Exercise
Type out the records that follow, exactly as given.

Materials provided
————————

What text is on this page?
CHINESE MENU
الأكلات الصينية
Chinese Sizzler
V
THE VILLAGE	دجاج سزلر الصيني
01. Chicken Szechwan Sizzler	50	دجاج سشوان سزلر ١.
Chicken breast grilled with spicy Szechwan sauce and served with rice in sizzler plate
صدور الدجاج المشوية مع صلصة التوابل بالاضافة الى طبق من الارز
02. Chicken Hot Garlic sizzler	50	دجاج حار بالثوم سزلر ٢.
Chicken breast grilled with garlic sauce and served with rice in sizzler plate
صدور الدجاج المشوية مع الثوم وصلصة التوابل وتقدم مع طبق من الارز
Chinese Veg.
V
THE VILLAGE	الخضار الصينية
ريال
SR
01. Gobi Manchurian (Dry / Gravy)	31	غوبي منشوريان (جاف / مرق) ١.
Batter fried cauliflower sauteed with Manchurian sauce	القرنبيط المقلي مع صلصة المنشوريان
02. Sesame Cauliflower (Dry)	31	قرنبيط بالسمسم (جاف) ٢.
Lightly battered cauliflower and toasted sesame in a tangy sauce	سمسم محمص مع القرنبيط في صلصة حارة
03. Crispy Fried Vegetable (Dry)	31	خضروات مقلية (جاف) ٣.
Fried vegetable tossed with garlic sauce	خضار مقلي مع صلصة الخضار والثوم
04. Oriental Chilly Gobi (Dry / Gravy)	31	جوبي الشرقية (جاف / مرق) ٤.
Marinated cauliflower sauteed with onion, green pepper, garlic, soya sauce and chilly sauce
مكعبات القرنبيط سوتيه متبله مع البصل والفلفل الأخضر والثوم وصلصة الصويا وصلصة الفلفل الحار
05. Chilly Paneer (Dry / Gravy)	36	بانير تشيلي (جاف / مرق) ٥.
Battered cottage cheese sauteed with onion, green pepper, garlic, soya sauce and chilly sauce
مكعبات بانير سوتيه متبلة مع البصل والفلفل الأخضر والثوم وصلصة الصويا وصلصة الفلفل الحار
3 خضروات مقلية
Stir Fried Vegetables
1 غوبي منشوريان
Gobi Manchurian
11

————————

Written response
What text is on this page?
CHINESE MENU
الأكلات الصينية
Chinese Sizzler
V
THE VILLAGE	دجاج سزلر الصيني
01. Chicken Szechwan Sizzler	50	دجاج سشوان سزلر ١.
Chicken breast grilled with spicy Szechwan sauce and served with rice in sizzler plate
صدور الدجاج المشوية مع صلصة التوابل بالاضافة الى طبق من الارز
02. Chicken Hot Garlic sizzler	50	دجاج حار بالثوم سزلر ٢.
Chicken breast grilled with garlic sauce and served with rice in sizzler plate
صدور الدجاج المشوية مع الثوم وصلصة التوابل وتقدم مع طبق من الارز
Chinese Veg.
V
THE VILLAGE	الخضار الصينية
ريال
SR
01. Gobi Manchurian (Dry / Gravy)	31	غوبي منشوريان (جاف / مرق) ١.
Batter fried cauliflower sauteed with Manchurian sauce	القرنبيط المقلي مع صلصة المنشوريان
02. Sesame Cauliflower (Dry)	31	قرنبيط بالسمسم (جاف) ٢.
Lightly battered cauliflower and toasted sesame in a tangy sauce	سمسم محمص مع القرنبيط في صلصة حارة
03. Crispy Fried Vegetable (Dry)	31	خضروات مقلية (جاف) ٣.
Fried vegetable tossed with garlic sauce	خضار مقلي مع صلصة الخضار والثوم
04. Oriental Chilly Gobi (Dry / Gravy)	31	جوبي الشرقية (جاف / مرق) ٤.
Marinated cauliflower sauteed with onion, green pepper, garlic, soya sauce and chilly sauce
مكعبات القرنبيط سوتيه متبله مع البصل والفلفل الأخضر والثوم وصلصة الصويا وصلصة الفلفل الحار
05. Chilly Paneer (Dry / Gravy)	36	بانير تشيلي (جاف / مرق) ٥.
Battered cottage cheese sauteed with onion, green pepper, garlic, soya sauce and chilly sauce
مكعبات بانير سوتيه متبلة مع البصل والفلفل الأخضر والثوم وصلصة الصويا وصلصة الفلفل الحار
3 خضروات مقلية
Stir Fried Vegetables
1 غوبي منشوريان
Gobi Manchurian
11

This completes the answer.